• **MATERIAL FOR THIS TASK**
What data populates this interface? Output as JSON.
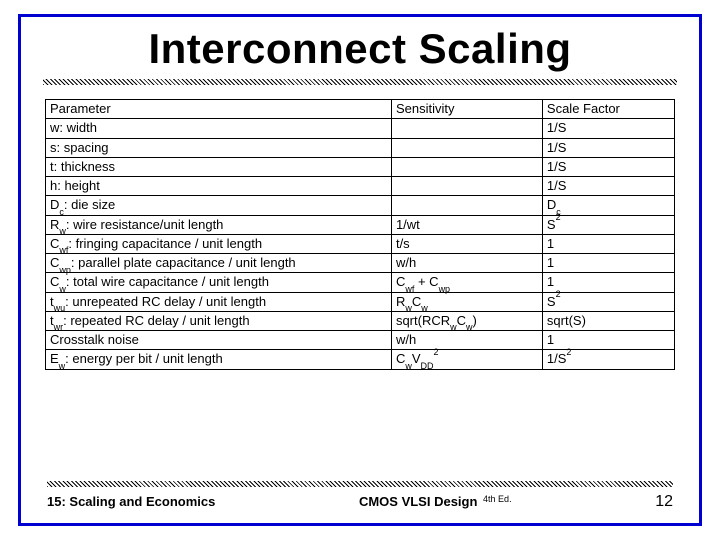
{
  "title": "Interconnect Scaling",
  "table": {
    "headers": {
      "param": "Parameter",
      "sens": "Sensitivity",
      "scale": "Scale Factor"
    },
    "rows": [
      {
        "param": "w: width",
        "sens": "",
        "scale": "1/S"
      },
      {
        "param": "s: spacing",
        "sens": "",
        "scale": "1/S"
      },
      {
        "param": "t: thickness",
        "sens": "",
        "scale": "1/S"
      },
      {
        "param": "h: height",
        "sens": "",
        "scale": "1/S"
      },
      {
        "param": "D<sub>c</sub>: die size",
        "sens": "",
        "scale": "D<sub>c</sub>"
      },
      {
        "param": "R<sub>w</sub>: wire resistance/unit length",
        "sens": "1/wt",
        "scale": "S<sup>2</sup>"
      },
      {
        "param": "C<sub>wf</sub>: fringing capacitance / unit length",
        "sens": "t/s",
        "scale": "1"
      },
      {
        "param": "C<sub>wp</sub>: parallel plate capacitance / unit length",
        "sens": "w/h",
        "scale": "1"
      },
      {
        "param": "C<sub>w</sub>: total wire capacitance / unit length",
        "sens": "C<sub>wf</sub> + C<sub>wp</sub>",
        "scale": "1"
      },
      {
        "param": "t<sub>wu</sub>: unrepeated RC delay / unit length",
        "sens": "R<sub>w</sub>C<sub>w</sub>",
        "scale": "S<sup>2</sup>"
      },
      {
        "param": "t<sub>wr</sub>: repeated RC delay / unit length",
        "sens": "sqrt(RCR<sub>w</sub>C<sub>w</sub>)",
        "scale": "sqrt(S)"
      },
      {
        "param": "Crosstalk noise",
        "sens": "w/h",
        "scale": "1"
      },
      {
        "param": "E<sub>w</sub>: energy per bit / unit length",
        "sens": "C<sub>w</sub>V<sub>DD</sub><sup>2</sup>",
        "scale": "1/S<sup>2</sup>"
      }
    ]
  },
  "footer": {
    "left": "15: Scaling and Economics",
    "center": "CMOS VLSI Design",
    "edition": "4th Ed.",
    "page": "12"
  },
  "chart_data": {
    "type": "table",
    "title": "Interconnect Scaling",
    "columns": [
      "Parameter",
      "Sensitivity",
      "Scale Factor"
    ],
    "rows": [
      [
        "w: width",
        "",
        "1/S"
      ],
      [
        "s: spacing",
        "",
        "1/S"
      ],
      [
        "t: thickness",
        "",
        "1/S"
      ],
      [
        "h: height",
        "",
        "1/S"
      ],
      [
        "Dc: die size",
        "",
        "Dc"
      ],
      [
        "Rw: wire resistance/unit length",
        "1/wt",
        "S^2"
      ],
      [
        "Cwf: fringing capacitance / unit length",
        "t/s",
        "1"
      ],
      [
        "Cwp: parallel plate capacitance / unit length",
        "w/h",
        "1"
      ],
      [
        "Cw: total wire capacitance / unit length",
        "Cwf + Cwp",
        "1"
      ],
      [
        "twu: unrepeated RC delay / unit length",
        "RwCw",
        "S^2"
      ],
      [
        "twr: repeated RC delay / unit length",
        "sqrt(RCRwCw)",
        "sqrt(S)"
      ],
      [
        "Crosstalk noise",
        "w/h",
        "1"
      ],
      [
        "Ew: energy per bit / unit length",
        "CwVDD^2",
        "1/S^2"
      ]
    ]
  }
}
...
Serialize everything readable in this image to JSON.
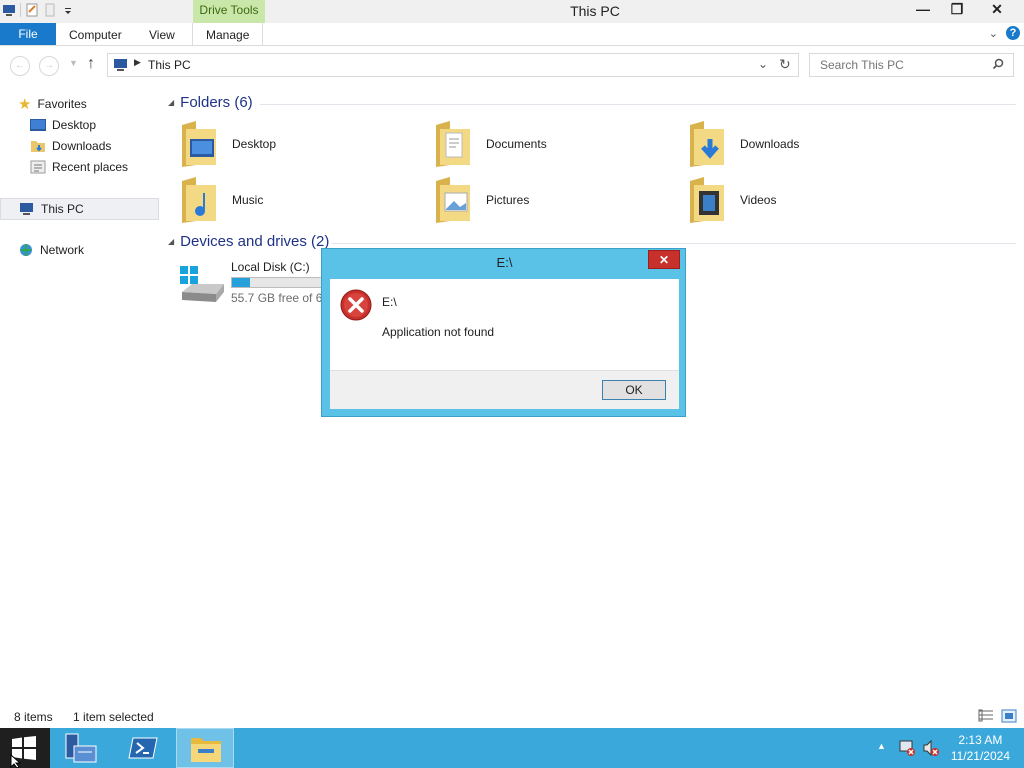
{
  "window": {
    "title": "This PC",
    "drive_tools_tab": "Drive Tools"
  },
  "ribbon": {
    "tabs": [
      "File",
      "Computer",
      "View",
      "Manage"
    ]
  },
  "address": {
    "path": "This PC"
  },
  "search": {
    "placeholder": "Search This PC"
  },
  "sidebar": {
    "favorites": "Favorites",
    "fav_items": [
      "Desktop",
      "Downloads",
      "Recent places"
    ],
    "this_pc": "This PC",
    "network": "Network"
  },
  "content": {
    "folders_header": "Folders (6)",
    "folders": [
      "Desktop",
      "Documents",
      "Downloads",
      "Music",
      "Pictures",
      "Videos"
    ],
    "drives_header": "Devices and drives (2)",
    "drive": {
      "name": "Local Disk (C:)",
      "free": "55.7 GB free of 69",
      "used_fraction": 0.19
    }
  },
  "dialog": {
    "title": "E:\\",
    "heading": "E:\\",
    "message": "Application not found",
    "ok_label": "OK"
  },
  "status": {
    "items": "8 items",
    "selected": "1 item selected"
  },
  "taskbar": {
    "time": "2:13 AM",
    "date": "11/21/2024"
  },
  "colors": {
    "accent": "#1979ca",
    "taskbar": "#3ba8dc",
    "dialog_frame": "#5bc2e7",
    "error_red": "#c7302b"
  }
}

• **GIVEN EXERCISE**
Go over the records above line by line and count those holding the word "sqrt". Reply only with the number.

• **COMPLETED EXERCISE**
4